The exercise -
Everything in the listing should be restated word for word.

— Start of Exercise data —

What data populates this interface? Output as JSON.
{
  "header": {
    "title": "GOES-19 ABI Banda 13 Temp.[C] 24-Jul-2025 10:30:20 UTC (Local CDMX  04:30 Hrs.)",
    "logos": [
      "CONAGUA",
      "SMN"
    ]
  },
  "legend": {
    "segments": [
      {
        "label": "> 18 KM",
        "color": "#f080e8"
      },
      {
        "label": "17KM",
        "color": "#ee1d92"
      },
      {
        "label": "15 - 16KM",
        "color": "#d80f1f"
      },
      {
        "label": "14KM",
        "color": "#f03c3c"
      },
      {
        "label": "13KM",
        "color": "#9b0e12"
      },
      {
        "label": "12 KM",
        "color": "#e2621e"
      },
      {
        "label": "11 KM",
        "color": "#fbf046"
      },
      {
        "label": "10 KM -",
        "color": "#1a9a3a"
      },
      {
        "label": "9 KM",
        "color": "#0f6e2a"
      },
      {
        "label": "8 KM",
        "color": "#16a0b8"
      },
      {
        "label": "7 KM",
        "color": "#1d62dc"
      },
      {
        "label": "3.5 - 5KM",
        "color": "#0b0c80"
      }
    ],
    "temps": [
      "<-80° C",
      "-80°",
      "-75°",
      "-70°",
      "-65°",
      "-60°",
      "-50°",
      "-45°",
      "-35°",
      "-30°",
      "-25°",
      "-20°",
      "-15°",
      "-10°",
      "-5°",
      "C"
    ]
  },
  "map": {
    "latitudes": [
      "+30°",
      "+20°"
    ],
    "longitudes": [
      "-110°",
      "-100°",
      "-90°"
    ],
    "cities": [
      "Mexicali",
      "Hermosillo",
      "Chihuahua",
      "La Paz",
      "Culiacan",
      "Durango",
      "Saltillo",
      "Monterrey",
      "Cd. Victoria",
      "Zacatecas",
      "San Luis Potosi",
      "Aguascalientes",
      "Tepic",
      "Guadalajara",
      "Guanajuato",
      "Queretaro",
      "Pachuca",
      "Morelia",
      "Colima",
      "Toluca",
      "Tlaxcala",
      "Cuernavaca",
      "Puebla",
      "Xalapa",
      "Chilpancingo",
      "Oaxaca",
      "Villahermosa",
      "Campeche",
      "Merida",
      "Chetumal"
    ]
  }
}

— End of Exercise data —

Completed task -
What data populates this interface? Output as JSON.
{
  "header": {
    "title": "GOES-19 ABI Banda 13 Temp.[C] 24-Jul-2025 10:30:20 UTC (Local CDMX  04:30 Hrs.)",
    "logos": [
      "CONAGUA",
      "SMN"
    ]
  },
  "legend": {
    "segments": [
      {
        "label": "> 18 KM",
        "color": "#f080e8"
      },
      {
        "label": "17KM",
        "color": "#ee1d92"
      },
      {
        "label": "15 - 16KM",
        "color": "#d80f1f"
      },
      {
        "label": "14KM",
        "color": "#f03c3c"
      },
      {
        "label": "13KM",
        "color": "#9b0e12"
      },
      {
        "label": "12 KM",
        "color": "#e2621e"
      },
      {
        "label": "11 KM",
        "color": "#fbf046"
      },
      {
        "label": "10 KM -",
        "color": "#1a9a3a"
      },
      {
        "label": "9 KM",
        "color": "#0f6e2a"
      },
      {
        "label": "8 KM",
        "color": "#16a0b8"
      },
      {
        "label": "7 KM",
        "color": "#1d62dc"
      },
      {
        "label": "3.5 - 5KM",
        "color": "#0b0c80"
      }
    ],
    "temps": [
      "<-80° C",
      "-80°",
      "-75°",
      "-70°",
      "-65°",
      "-60°",
      "-50°",
      "-45°",
      "-35°",
      "-30°",
      "-25°",
      "-20°",
      "-15°",
      "-10°",
      "-5°",
      "C"
    ]
  },
  "map": {
    "latitudes": [
      "+30°",
      "+20°"
    ],
    "longitudes": [
      "-110°",
      "-100°",
      "-90°"
    ],
    "cities": [
      "Mexicali",
      "Hermosillo",
      "Chihuahua",
      "La Paz",
      "Culiacan",
      "Durango",
      "Saltillo",
      "Monterrey",
      "Cd. Victoria",
      "Zacatecas",
      "San Luis Potosi",
      "Aguascalientes",
      "Tepic",
      "Guadalajara",
      "Guanajuato",
      "Queretaro",
      "Pachuca",
      "Morelia",
      "Colima",
      "Toluca",
      "Tlaxcala",
      "Cuernavaca",
      "Puebla",
      "Xalapa",
      "Chilpancingo",
      "Oaxaca",
      "Villahermosa",
      "Campeche",
      "Merida",
      "Chetumal"
    ]
  }
}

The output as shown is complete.